■ **Aim**
In full and without alteration, repeat the material.

---- Extracted entries

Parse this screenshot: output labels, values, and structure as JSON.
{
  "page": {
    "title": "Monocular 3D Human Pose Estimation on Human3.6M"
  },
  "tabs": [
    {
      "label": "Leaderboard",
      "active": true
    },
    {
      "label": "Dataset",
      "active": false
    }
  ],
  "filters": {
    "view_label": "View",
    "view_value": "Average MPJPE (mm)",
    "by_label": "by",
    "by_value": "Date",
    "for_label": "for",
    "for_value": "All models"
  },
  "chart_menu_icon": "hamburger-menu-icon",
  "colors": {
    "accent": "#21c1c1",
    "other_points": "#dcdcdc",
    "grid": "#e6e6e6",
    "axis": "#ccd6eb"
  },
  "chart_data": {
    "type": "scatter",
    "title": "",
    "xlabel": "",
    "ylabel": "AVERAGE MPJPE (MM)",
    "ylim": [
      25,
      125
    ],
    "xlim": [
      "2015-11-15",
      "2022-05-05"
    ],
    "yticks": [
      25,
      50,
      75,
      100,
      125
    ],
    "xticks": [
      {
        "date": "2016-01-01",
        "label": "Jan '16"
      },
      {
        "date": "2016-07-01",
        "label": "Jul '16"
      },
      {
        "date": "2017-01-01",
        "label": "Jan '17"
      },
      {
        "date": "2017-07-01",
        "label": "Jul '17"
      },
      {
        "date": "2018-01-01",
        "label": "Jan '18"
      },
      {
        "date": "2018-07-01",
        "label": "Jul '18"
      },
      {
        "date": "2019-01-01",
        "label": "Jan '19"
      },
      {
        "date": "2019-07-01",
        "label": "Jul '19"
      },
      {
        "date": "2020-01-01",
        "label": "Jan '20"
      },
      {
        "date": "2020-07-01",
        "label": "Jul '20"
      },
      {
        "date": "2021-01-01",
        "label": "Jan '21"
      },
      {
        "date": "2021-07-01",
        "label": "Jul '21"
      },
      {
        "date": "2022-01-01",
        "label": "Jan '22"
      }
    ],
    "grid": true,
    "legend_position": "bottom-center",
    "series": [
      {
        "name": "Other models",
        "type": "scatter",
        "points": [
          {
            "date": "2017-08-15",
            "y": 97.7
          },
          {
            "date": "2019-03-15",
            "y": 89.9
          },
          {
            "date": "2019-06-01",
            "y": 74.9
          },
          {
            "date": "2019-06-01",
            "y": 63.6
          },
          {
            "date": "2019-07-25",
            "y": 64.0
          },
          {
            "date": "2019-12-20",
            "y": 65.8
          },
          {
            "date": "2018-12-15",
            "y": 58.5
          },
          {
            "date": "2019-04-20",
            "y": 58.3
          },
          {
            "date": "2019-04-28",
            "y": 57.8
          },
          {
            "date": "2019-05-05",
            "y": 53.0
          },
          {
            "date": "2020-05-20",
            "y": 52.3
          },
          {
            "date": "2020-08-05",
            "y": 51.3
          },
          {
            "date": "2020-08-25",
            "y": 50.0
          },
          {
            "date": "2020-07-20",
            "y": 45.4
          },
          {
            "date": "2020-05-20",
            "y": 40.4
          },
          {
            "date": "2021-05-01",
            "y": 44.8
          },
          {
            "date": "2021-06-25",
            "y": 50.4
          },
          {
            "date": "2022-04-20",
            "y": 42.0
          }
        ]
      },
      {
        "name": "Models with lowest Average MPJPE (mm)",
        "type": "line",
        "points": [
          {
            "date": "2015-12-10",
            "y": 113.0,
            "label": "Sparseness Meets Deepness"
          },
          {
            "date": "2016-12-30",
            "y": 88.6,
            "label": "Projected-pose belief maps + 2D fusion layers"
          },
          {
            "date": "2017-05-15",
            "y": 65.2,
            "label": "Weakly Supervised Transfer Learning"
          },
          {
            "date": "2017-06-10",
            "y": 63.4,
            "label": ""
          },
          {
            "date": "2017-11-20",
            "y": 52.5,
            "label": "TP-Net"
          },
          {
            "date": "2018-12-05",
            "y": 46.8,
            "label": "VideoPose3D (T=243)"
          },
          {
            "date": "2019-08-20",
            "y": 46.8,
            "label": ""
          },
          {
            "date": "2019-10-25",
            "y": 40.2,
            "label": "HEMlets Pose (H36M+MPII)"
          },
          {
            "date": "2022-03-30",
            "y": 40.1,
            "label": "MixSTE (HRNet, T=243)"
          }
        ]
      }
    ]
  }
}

--------

■ **Solution**
Parse this screenshot: output labels, values, and structure as JSON.
{
  "page": {
    "title": "Monocular 3D Human Pose Estimation on Human3.6M"
  },
  "tabs": [
    {
      "label": "Leaderboard",
      "active": true
    },
    {
      "label": "Dataset",
      "active": false
    }
  ],
  "filters": {
    "view_label": "View",
    "view_value": "Average MPJPE (mm)",
    "by_label": "by",
    "by_value": "Date",
    "for_label": "for",
    "for_value": "All models"
  },
  "chart_menu_icon": "hamburger-menu-icon",
  "colors": {
    "accent": "#21c1c1",
    "other_points": "#dcdcdc",
    "grid": "#e6e6e6",
    "axis": "#ccd6eb"
  },
  "chart_data": {
    "type": "scatter",
    "title": "",
    "xlabel": "",
    "ylabel": "AVERAGE MPJPE (MM)",
    "ylim": [
      25,
      125
    ],
    "xlim": [
      "2015-11-15",
      "2022-05-05"
    ],
    "yticks": [
      25,
      50,
      75,
      100,
      125
    ],
    "xticks": [
      {
        "date": "2016-01-01",
        "label": "Jan '16"
      },
      {
        "date": "2016-07-01",
        "label": "Jul '16"
      },
      {
        "date": "2017-01-01",
        "label": "Jan '17"
      },
      {
        "date": "2017-07-01",
        "label": "Jul '17"
      },
      {
        "date": "2018-01-01",
        "label": "Jan '18"
      },
      {
        "date": "2018-07-01",
        "label": "Jul '18"
      },
      {
        "date": "2019-01-01",
        "label": "Jan '19"
      },
      {
        "date": "2019-07-01",
        "label": "Jul '19"
      },
      {
        "date": "2020-01-01",
        "label": "Jan '20"
      },
      {
        "date": "2020-07-01",
        "label": "Jul '20"
      },
      {
        "date": "2021-01-01",
        "label": "Jan '21"
      },
      {
        "date": "2021-07-01",
        "label": "Jul '21"
      },
      {
        "date": "2022-01-01",
        "label": "Jan '22"
      }
    ],
    "grid": true,
    "legend_position": "bottom-center",
    "series": [
      {
        "name": "Other models",
        "type": "scatter",
        "points": [
          {
            "date": "2017-08-15",
            "y": 97.7
          },
          {
            "date": "2019-03-15",
            "y": 89.9
          },
          {
            "date": "2019-06-01",
            "y": 74.9
          },
          {
            "date": "2019-06-01",
            "y": 63.6
          },
          {
            "date": "2019-07-25",
            "y": 64.0
          },
          {
            "date": "2019-12-20",
            "y": 65.8
          },
          {
            "date": "2018-12-15",
            "y": 58.5
          },
          {
            "date": "2019-04-20",
            "y": 58.3
          },
          {
            "date": "2019-04-28",
            "y": 57.8
          },
          {
            "date": "2019-05-05",
            "y": 53.0
          },
          {
            "date": "2020-05-20",
            "y": 52.3
          },
          {
            "date": "2020-08-05",
            "y": 51.3
          },
          {
            "date": "2020-08-25",
            "y": 50.0
          },
          {
            "date": "2020-07-20",
            "y": 45.4
          },
          {
            "date": "2020-05-20",
            "y": 40.4
          },
          {
            "date": "2021-05-01",
            "y": 44.8
          },
          {
            "date": "2021-06-25",
            "y": 50.4
          },
          {
            "date": "2022-04-20",
            "y": 42.0
          }
        ]
      },
      {
        "name": "Models with lowest Average MPJPE (mm)",
        "type": "line",
        "points": [
          {
            "date": "2015-12-10",
            "y": 113.0,
            "label": "Sparseness Meets Deepness"
          },
          {
            "date": "2016-12-30",
            "y": 88.6,
            "label": "Projected-pose belief maps + 2D fusion layers"
          },
          {
            "date": "2017-05-15",
            "y": 65.2,
            "label": "Weakly Supervised Transfer Learning"
          },
          {
            "date": "2017-06-10",
            "y": 63.4,
            "label": ""
          },
          {
            "date": "2017-11-20",
            "y": 52.5,
            "label": "TP-Net"
          },
          {
            "date": "2018-12-05",
            "y": 46.8,
            "label": "VideoPose3D (T=243)"
          },
          {
            "date": "2019-08-20",
            "y": 46.8,
            "label": ""
          },
          {
            "date": "2019-10-25",
            "y": 40.2,
            "label": "HEMlets Pose (H36M+MPII)"
          },
          {
            "date": "2022-03-30",
            "y": 40.1,
            "label": "MixSTE (HRNet, T=243)"
          }
        ]
      }
    ]
  }
}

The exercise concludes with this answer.